Extracted records:

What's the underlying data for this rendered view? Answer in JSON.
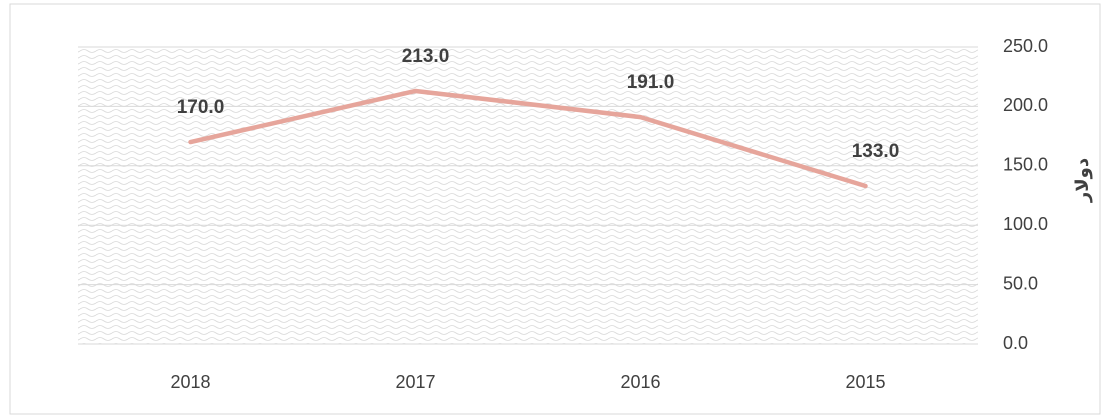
{
  "chart_data": {
    "type": "line",
    "categories": [
      "2018",
      "2017",
      "2016",
      "2015"
    ],
    "values": [
      170,
      213,
      191,
      133
    ],
    "value_labels": [
      "170.0",
      "213.0",
      "191.0",
      "133.0"
    ],
    "color": "#e6a59b",
    "y_axis_label": "دولار",
    "ylim": [
      0,
      250
    ],
    "yticks": [
      {
        "value": 0,
        "label": "0.0"
      },
      {
        "value": 50,
        "label": "50.0"
      },
      {
        "value": 100,
        "label": "100.0"
      },
      {
        "value": 150,
        "label": "150.0"
      },
      {
        "value": 200,
        "label": "200.0"
      },
      {
        "value": 250,
        "label": "250.0"
      }
    ],
    "grid": true
  }
}
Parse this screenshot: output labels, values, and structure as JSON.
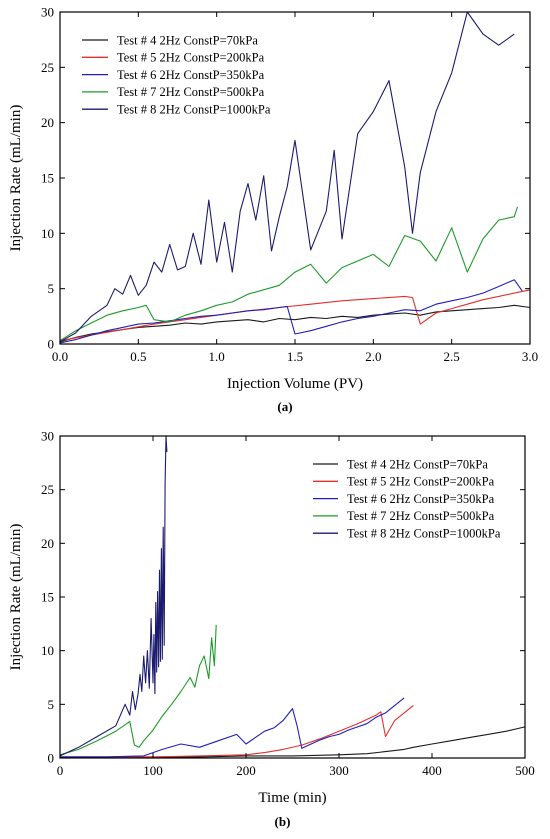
{
  "colors": {
    "test4": "#1a1a1a",
    "test5": "#e0302c",
    "test6": "#2020b8",
    "test7": "#1f9a2a",
    "test8": "#1c1c6e"
  },
  "chart_data": [
    {
      "panel_label": "(a)",
      "type": "line",
      "xlabel": "Injection Volume (PV)",
      "ylabel": "Injection Rate (mL/min)",
      "xlim": [
        0,
        3.0
      ],
      "ylim": [
        0,
        30
      ],
      "x_ticks": [
        "0.0",
        "0.5",
        "1.0",
        "1.5",
        "2.0",
        "2.5",
        "3.0"
      ],
      "x_tick_values": [
        0,
        0.5,
        1.0,
        1.5,
        2.0,
        2.5,
        3.0
      ],
      "y_ticks": [
        "0",
        "5",
        "10",
        "15",
        "20",
        "25",
        "30"
      ],
      "y_tick_values": [
        0,
        5,
        10,
        15,
        20,
        25,
        30
      ],
      "legend_position": "top-left",
      "series": [
        {
          "name": "Test # 4 2Hz ConstP=70kPa",
          "color": "#1a1a1a",
          "x": [
            0,
            0.1,
            0.2,
            0.3,
            0.4,
            0.5,
            0.6,
            0.7,
            0.8,
            0.9,
            1.0,
            1.1,
            1.2,
            1.3,
            1.4,
            1.5,
            1.6,
            1.7,
            1.8,
            1.9,
            2.0,
            2.1,
            2.2,
            2.3,
            2.4,
            2.5,
            2.6,
            2.7,
            2.8,
            2.9,
            3.0
          ],
          "y": [
            0.2,
            0.6,
            0.9,
            1.1,
            1.3,
            1.5,
            1.6,
            1.7,
            1.9,
            1.8,
            2.0,
            2.1,
            2.2,
            2.0,
            2.3,
            2.2,
            2.4,
            2.3,
            2.5,
            2.4,
            2.6,
            2.7,
            2.8,
            2.6,
            2.9,
            3.0,
            3.1,
            3.2,
            3.3,
            3.5,
            3.3
          ]
        },
        {
          "name": "Test # 5 2Hz ConstP=200kPa",
          "color": "#e0302c",
          "x": [
            0,
            0.2,
            0.4,
            0.6,
            0.8,
            1.0,
            1.2,
            1.4,
            1.6,
            1.8,
            2.0,
            2.2,
            2.25,
            2.3,
            2.4,
            2.5,
            2.6,
            2.7,
            2.8,
            2.9,
            3.0
          ],
          "y": [
            0.3,
            0.8,
            1.3,
            1.8,
            2.2,
            2.6,
            3.0,
            3.3,
            3.6,
            3.9,
            4.1,
            4.3,
            4.2,
            1.8,
            2.8,
            3.2,
            3.6,
            4.0,
            4.3,
            4.6,
            4.9
          ]
        },
        {
          "name": "Test # 6 2Hz ConstP=350kPa",
          "color": "#2020b8",
          "x": [
            0,
            0.1,
            0.2,
            0.3,
            0.4,
            0.5,
            0.6,
            0.7,
            0.8,
            0.9,
            1.0,
            1.1,
            1.2,
            1.3,
            1.4,
            1.45,
            1.5,
            1.6,
            1.7,
            1.8,
            1.9,
            2.0,
            2.1,
            2.2,
            2.3,
            2.4,
            2.5,
            2.6,
            2.7,
            2.8,
            2.9,
            2.95
          ],
          "y": [
            0.1,
            0.4,
            0.8,
            1.2,
            1.5,
            1.8,
            1.9,
            2.1,
            2.3,
            2.5,
            2.6,
            2.8,
            3.0,
            3.1,
            3.3,
            3.4,
            0.9,
            1.2,
            1.6,
            2.0,
            2.3,
            2.5,
            2.8,
            3.1,
            3.0,
            3.6,
            3.9,
            4.2,
            4.6,
            5.2,
            5.8,
            4.8
          ]
        },
        {
          "name": "Test # 7 2Hz ConstP=500kPa",
          "color": "#1f9a2a",
          "x": [
            0,
            0.1,
            0.2,
            0.3,
            0.4,
            0.5,
            0.55,
            0.6,
            0.7,
            0.8,
            0.9,
            1.0,
            1.1,
            1.2,
            1.3,
            1.4,
            1.5,
            1.6,
            1.7,
            1.8,
            1.9,
            2.0,
            2.1,
            2.2,
            2.3,
            2.4,
            2.5,
            2.6,
            2.7,
            2.8,
            2.9,
            2.92
          ],
          "y": [
            0.3,
            1.2,
            1.9,
            2.6,
            3.0,
            3.3,
            3.5,
            2.2,
            2.0,
            2.6,
            3.0,
            3.5,
            3.8,
            4.5,
            4.9,
            5.3,
            6.5,
            7.2,
            5.5,
            6.9,
            7.5,
            8.1,
            7.0,
            9.8,
            9.3,
            7.5,
            10.5,
            6.5,
            9.5,
            11.2,
            11.5,
            12.4
          ]
        },
        {
          "name": "Test # 8 2Hz ConstP=1000kPa",
          "color": "#1c1c6e",
          "x": [
            0,
            0.1,
            0.2,
            0.3,
            0.35,
            0.4,
            0.45,
            0.5,
            0.55,
            0.6,
            0.65,
            0.7,
            0.75,
            0.8,
            0.85,
            0.9,
            0.95,
            1.0,
            1.05,
            1.1,
            1.15,
            1.2,
            1.25,
            1.3,
            1.35,
            1.4,
            1.45,
            1.5,
            1.6,
            1.7,
            1.75,
            1.8,
            1.9,
            2.0,
            2.1,
            2.2,
            2.25,
            2.3,
            2.4,
            2.5,
            2.6,
            2.7,
            2.8,
            2.9
          ],
          "y": [
            0.2,
            1.0,
            2.5,
            3.5,
            5.0,
            4.5,
            6.2,
            4.4,
            5.3,
            7.4,
            6.5,
            9.0,
            6.7,
            7.0,
            10.0,
            7.2,
            13.0,
            7.4,
            11.0,
            6.5,
            12.0,
            14.5,
            11.2,
            15.2,
            8.4,
            11.5,
            14.2,
            18.4,
            8.5,
            12.0,
            17.5,
            9.5,
            19.0,
            21.0,
            23.8,
            16.0,
            10.0,
            15.5,
            21.0,
            24.5,
            30.0,
            28.0,
            27.0,
            28.0
          ]
        }
      ]
    },
    {
      "panel_label": "(b)",
      "type": "line",
      "xlabel": "Time (min)",
      "ylabel": "Injection Rate (mL/min)",
      "xlim": [
        0,
        500
      ],
      "ylim": [
        0,
        30
      ],
      "x_ticks": [
        "0",
        "100",
        "200",
        "300",
        "400",
        "500"
      ],
      "x_tick_values": [
        0,
        100,
        200,
        300,
        400,
        500
      ],
      "y_ticks": [
        "0",
        "5",
        "10",
        "15",
        "20",
        "25",
        "30"
      ],
      "y_tick_values": [
        0,
        5,
        10,
        15,
        20,
        25,
        30
      ],
      "legend_position": "top-right",
      "series": [
        {
          "name": "Test # 4 2Hz ConstP=70kPa",
          "color": "#1a1a1a",
          "x": [
            0,
            50,
            100,
            150,
            200,
            250,
            300,
            330,
            350,
            370,
            380,
            400,
            420,
            440,
            460,
            480,
            500
          ],
          "y": [
            0.1,
            0.1,
            0.1,
            0.1,
            0.2,
            0.2,
            0.3,
            0.4,
            0.6,
            0.8,
            1.0,
            1.3,
            1.6,
            1.9,
            2.2,
            2.5,
            2.9
          ]
        },
        {
          "name": "Test # 5 2Hz ConstP=200kPa",
          "color": "#e0302c",
          "x": [
            0,
            50,
            100,
            150,
            200,
            220,
            240,
            260,
            280,
            300,
            320,
            340,
            345,
            350,
            360,
            370,
            380
          ],
          "y": [
            0.1,
            0.1,
            0.1,
            0.2,
            0.3,
            0.5,
            0.8,
            1.2,
            1.8,
            2.5,
            3.2,
            4.0,
            4.3,
            2.0,
            3.5,
            4.2,
            4.9
          ]
        },
        {
          "name": "Test # 6 2Hz ConstP=350kPa",
          "color": "#2020b8",
          "x": [
            0,
            50,
            90,
            110,
            130,
            150,
            170,
            190,
            200,
            210,
            220,
            230,
            240,
            250,
            255,
            260,
            270,
            280,
            290,
            300,
            310,
            320,
            330,
            340,
            350,
            360,
            370
          ],
          "y": [
            0.1,
            0.1,
            0.2,
            0.8,
            1.3,
            1.0,
            1.6,
            2.2,
            1.3,
            1.9,
            2.5,
            2.8,
            3.5,
            4.6,
            3.0,
            0.9,
            1.3,
            1.7,
            2.0,
            2.2,
            2.6,
            2.9,
            3.2,
            3.8,
            4.2,
            4.9,
            5.6
          ]
        },
        {
          "name": "Test # 7 2Hz ConstP=500kPa",
          "color": "#1f9a2a",
          "x": [
            0,
            20,
            40,
            60,
            75,
            80,
            85,
            90,
            100,
            110,
            120,
            130,
            140,
            145,
            150,
            155,
            160,
            163,
            166,
            168
          ],
          "y": [
            0.3,
            0.8,
            1.6,
            2.5,
            3.4,
            1.2,
            1.0,
            1.6,
            2.6,
            3.9,
            5.0,
            6.2,
            7.5,
            6.6,
            8.6,
            9.5,
            7.4,
            11.2,
            8.6,
            12.4
          ]
        },
        {
          "name": "Test # 8 2Hz ConstP=1000kPa",
          "color": "#1c1c6e",
          "x": [
            0,
            20,
            40,
            60,
            70,
            75,
            78,
            81,
            84,
            86,
            88,
            90,
            92,
            94,
            96,
            98,
            100,
            101,
            102,
            103,
            104,
            105,
            106,
            107,
            108,
            109,
            110,
            111,
            112,
            113,
            114,
            115
          ],
          "y": [
            0.2,
            1.0,
            2.0,
            3.0,
            5.0,
            4.0,
            6.2,
            4.5,
            6.0,
            7.8,
            6.2,
            9.5,
            7.0,
            10.0,
            6.5,
            13.0,
            7.0,
            11.5,
            6.0,
            14.5,
            8.0,
            15.5,
            8.5,
            17.5,
            9.0,
            19.5,
            9.2,
            21.5,
            10.5,
            25.5,
            30.0,
            28.5
          ]
        }
      ]
    }
  ]
}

WHAT IS ASKED: Go through the listing above and locate each line that holds the word "this". Copy those lines.

EXERCISE RESULT:
What's the underlying data for this rendered view? Answer in JSON.
Parse this screenshot: output labels, values, and structure as JSON.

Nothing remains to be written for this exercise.